A Sacred and Secular Negotiation

In the closing minutes of his new documentary, Religulous, Bill Maher transitions from an agnostic point of view to an atheistic one.  He moves from saying, “I preach the gospel of I don’t know,” to saying, “For humanity to live, religion must die.”  Such a transition signifies Maher’s narrow-minded view of religion and also his misguided understanding of secularization.  Maher believes that the eradication of religion will help humanity flourish and put an end to many of the conflicts that divide us.  This, one could argue, is one example of a type of secularization theory that has held sway in academic and religious thought.  Thankfully, that idea, and its hold on our thinking, is losing its grip.  Conrad Ostwalt’s book, Secular Steeples:  Popular Culture and the Religious Imagination, represents a much-needed, fresh way of looking at the sacred, the secular, and the complex notion of secularization.

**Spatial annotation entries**
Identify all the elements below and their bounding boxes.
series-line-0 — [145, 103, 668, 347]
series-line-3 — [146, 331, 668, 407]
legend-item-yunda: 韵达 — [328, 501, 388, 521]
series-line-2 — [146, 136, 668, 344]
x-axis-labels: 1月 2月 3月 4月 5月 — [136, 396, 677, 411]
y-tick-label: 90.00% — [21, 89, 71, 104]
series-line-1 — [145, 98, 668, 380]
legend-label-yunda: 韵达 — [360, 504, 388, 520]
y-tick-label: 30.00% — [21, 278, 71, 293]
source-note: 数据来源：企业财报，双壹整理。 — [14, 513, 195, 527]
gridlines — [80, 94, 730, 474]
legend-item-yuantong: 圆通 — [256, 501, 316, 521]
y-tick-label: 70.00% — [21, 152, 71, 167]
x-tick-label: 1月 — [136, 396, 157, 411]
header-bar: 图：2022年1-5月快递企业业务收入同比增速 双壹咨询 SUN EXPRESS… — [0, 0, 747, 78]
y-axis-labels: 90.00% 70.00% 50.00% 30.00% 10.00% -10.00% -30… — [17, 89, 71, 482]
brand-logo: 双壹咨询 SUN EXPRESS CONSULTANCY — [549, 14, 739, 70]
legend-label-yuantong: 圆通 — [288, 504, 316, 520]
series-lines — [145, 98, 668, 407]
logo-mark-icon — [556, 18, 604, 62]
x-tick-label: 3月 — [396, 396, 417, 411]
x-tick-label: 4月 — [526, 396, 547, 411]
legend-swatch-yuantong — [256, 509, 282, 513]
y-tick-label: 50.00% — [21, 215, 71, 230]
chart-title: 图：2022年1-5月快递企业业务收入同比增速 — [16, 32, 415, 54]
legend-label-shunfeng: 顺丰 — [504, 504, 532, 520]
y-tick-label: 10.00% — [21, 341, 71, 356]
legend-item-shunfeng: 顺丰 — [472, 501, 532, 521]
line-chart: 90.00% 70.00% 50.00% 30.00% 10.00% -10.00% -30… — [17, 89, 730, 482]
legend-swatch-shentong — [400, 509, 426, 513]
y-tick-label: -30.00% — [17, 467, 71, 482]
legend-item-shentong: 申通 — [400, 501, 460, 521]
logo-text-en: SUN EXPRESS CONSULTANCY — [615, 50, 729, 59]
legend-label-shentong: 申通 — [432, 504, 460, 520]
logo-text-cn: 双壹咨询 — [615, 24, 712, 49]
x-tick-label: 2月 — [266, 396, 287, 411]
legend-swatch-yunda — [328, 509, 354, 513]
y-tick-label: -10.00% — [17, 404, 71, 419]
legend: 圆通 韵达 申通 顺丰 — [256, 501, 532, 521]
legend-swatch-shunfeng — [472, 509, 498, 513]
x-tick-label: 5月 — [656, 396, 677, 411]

**DIRECTIVES**
1. In the passage on religion and secularization, which book is described as a fresh way of looking at the sacred, the secular, and secularization?
2. Continue the passage on religion and secularization from its final sentence.

**PER-TASK ANSWERS**
1. Conrad Ostwalt's Secular Steeples: Popular Culture and the Religious Imagination.

2.
In his introduction to and throughout his book, Ostwalt debunks the notion of secularization as the death or disappearance of religion.  A simple observation of contemporary American culture reveals a wealth of (non)institutional religious expression.  However, as time has progressed, these institutions have lost the authority they once had over social, political, religious, and theological affairs during the Middle Ages, for example.  Ostwalt claims that popular culture, for one, represents the greatest challenge to institutional religion’s control or power by offering its own set of values, morals, ethics, etc.  Not surprisingly, popular culture speaks secularly and sacredly; the latter given traditional religion’s falling out of favor with much of the larger society, even religiously or spiritually minded people.  Rather, Ostwalt sees secularization as a dance…a negotiation…between the sacred and the secular that takes place in both our communities of faith and popular culture.  In Secular Steeples, Ostwalt examines three “locations” of this idea of secularization:  place, text, and image.  Put more specifically, he analyzes this understanding of secularization and its effect on sacred spaces, literature, and film.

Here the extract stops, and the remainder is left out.